Prompt:
Copy only what runs from the line containing "Output the text content of this document." through the end of the material below, line for line, with both ends included.

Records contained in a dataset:
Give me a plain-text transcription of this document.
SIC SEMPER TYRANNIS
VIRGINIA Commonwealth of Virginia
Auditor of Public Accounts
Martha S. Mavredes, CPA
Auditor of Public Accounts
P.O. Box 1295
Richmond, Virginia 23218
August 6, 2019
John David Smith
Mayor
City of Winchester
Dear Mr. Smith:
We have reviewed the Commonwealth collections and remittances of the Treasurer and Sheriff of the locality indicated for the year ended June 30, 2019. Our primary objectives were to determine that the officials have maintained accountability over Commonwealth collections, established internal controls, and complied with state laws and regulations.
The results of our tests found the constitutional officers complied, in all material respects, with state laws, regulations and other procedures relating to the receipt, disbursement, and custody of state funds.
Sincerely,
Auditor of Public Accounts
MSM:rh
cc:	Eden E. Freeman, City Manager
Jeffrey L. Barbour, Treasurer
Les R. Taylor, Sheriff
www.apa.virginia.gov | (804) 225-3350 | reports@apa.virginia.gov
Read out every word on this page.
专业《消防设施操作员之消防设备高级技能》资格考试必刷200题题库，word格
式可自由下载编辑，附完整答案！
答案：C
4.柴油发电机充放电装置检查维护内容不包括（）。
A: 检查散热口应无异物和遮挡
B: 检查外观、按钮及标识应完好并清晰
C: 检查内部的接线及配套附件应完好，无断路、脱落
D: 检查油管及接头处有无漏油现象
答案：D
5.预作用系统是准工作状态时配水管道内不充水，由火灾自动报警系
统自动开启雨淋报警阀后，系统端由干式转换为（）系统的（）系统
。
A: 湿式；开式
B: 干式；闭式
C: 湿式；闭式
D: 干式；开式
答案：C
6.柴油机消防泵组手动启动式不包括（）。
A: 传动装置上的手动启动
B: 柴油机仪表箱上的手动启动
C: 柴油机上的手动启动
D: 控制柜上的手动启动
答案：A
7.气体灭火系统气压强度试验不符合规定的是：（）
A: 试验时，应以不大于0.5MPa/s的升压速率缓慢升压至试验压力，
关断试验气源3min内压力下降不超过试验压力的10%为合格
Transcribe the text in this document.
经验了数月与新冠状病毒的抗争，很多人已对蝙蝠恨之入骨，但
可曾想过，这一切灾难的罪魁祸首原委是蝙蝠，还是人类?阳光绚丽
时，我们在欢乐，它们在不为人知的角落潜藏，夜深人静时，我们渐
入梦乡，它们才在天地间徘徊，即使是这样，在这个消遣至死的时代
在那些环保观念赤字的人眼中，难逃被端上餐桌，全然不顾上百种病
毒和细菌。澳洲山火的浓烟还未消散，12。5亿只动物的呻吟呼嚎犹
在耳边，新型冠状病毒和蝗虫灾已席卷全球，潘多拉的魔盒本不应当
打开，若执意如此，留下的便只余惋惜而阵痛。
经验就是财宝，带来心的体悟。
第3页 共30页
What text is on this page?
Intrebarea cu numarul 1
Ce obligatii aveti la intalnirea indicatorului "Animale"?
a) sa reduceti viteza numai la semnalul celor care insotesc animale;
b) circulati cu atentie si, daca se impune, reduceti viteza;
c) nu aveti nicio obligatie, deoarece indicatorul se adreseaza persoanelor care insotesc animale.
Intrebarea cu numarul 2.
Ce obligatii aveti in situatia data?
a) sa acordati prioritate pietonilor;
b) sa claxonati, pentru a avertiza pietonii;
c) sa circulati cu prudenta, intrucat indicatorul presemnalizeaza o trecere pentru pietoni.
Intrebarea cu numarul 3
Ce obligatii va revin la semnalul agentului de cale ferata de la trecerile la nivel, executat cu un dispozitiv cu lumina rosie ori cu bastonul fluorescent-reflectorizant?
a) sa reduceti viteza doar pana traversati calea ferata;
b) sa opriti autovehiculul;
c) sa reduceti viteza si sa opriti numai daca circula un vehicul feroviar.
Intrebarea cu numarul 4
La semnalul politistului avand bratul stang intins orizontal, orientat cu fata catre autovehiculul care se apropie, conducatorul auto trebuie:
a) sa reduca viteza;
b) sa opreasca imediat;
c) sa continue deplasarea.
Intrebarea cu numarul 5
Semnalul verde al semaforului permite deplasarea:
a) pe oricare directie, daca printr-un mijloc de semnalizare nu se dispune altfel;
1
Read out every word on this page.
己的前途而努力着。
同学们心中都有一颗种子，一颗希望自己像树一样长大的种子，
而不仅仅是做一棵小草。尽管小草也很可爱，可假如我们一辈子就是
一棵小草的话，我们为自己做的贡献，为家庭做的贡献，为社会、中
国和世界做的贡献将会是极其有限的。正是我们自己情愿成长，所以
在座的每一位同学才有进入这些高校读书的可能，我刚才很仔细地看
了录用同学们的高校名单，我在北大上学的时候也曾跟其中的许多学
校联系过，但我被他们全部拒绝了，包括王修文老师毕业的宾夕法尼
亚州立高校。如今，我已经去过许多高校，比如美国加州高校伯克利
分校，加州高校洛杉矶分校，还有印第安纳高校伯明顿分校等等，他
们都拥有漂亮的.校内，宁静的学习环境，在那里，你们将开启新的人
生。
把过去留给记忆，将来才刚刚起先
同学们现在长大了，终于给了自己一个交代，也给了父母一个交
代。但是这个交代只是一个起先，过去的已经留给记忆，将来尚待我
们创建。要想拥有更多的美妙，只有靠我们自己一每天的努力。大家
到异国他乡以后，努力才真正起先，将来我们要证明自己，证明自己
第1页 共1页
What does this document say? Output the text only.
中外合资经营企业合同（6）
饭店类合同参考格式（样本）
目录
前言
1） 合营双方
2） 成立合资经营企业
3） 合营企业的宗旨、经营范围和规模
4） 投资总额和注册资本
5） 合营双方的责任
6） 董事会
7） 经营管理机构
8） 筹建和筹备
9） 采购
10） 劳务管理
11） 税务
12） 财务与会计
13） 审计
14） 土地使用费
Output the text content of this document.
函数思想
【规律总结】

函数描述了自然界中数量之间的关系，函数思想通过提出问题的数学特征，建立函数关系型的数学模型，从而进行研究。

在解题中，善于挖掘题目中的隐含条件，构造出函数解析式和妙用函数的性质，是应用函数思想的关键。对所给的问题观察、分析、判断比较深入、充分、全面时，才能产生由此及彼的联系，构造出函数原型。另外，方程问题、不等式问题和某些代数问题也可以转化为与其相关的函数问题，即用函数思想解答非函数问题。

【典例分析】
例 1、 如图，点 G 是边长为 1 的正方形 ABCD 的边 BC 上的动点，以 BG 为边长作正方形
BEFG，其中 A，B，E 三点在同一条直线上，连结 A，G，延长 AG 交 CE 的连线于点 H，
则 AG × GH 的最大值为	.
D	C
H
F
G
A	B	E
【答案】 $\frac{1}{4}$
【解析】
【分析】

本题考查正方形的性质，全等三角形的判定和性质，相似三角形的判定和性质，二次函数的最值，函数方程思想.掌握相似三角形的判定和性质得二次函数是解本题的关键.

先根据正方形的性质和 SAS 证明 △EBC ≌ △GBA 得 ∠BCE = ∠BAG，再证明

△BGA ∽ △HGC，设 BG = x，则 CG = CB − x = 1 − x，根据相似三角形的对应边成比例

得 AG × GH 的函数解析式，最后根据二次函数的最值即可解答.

Result:
Output the text content of this document.
函数思想
【规律总结】

函数描述了自然界中数量之间的关系，函数思想通过提出问题的数学特征，建立函数关系型的数学模型，从而进行研究。

在解题中，善于挖掘题目中的隐含条件，构造出函数解析式和妙用函数的性质，是应用函数思想的关键。对所给的问题观察、分析、判断比较深入、充分、全面时，才能产生由此及彼的联系，构造出函数原型。另外，方程问题、不等式问题和某些代数问题也可以转化为与其相关的函数问题，即用函数思想解答非函数问题。

【典例分析】
例 1、 如图，点 G 是边长为 1 的正方形 ABCD 的边 BC 上的动点，以 BG 为边长作正方形
BEFG，其中 A，B，E 三点在同一条直线上，连结 A，G，延长 AG 交 CE 的连线于点 H，
则 AG × GH 的最大值为	.
D	C
H
F
G
A	B	E
【答案】 $\frac{1}{4}$
【解析】
【分析】

本题考查正方形的性质，全等三角形的判定和性质，相似三角形的判定和性质，二次函数的最值，函数方程思想.掌握相似三角形的判定和性质得二次函数是解本题的关键.

先根据正方形的性质和 SAS 证明 △EBC ≌ △GBA 得 ∠BCE = ∠BAG，再证明

△BGA ∽ △HGC，设 BG = x，则 CG = CB − x = 1 − x，根据相似三角形的对应边成比例

得 AG × GH 的函数解析式，最后根据二次函数的最值即可解答.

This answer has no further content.